──────── Supplied data ────────

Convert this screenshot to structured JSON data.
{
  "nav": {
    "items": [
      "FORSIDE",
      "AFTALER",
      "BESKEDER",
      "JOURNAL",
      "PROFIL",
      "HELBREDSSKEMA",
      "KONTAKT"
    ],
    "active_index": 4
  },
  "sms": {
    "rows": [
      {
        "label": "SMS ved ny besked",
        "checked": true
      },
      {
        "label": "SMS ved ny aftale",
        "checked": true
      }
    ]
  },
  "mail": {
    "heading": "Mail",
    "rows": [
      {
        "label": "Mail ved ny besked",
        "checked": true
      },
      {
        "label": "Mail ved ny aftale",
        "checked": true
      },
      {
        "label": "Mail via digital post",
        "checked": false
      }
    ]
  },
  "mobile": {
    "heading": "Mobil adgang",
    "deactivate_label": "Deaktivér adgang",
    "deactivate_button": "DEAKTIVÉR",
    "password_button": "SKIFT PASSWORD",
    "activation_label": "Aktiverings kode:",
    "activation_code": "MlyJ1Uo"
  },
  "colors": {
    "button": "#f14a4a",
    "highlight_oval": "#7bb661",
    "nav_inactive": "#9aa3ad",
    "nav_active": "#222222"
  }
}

────────

All of the material above needs to be copied exactly.

Convert this screenshot to structured JSON data.
{
  "nav": {
    "items": [
      "FORSIDE",
      "AFTALER",
      "BESKEDER",
      "JOURNAL",
      "PROFIL",
      "HELBREDSSKEMA",
      "KONTAKT"
    ],
    "active_index": 4
  },
  "sms": {
    "rows": [
      {
        "label": "SMS ved ny besked",
        "checked": true
      },
      {
        "label": "SMS ved ny aftale",
        "checked": true
      }
    ]
  },
  "mail": {
    "heading": "Mail",
    "rows": [
      {
        "label": "Mail ved ny besked",
        "checked": true
      },
      {
        "label": "Mail ved ny aftale",
        "checked": true
      },
      {
        "label": "Mail via digital post",
        "checked": false
      }
    ]
  },
  "mobile": {
    "heading": "Mobil adgang",
    "deactivate_label": "Deaktivér adgang",
    "deactivate_button": "DEAKTIVÉR",
    "password_button": "SKIFT PASSWORD",
    "activation_label": "Aktiverings kode:",
    "activation_code": "MlyJ1Uo"
  },
  "colors": {
    "button": "#f14a4a",
    "highlight_oval": "#7bb661",
    "nav_inactive": "#9aa3ad",
    "nav_active": "#222222"
  }
}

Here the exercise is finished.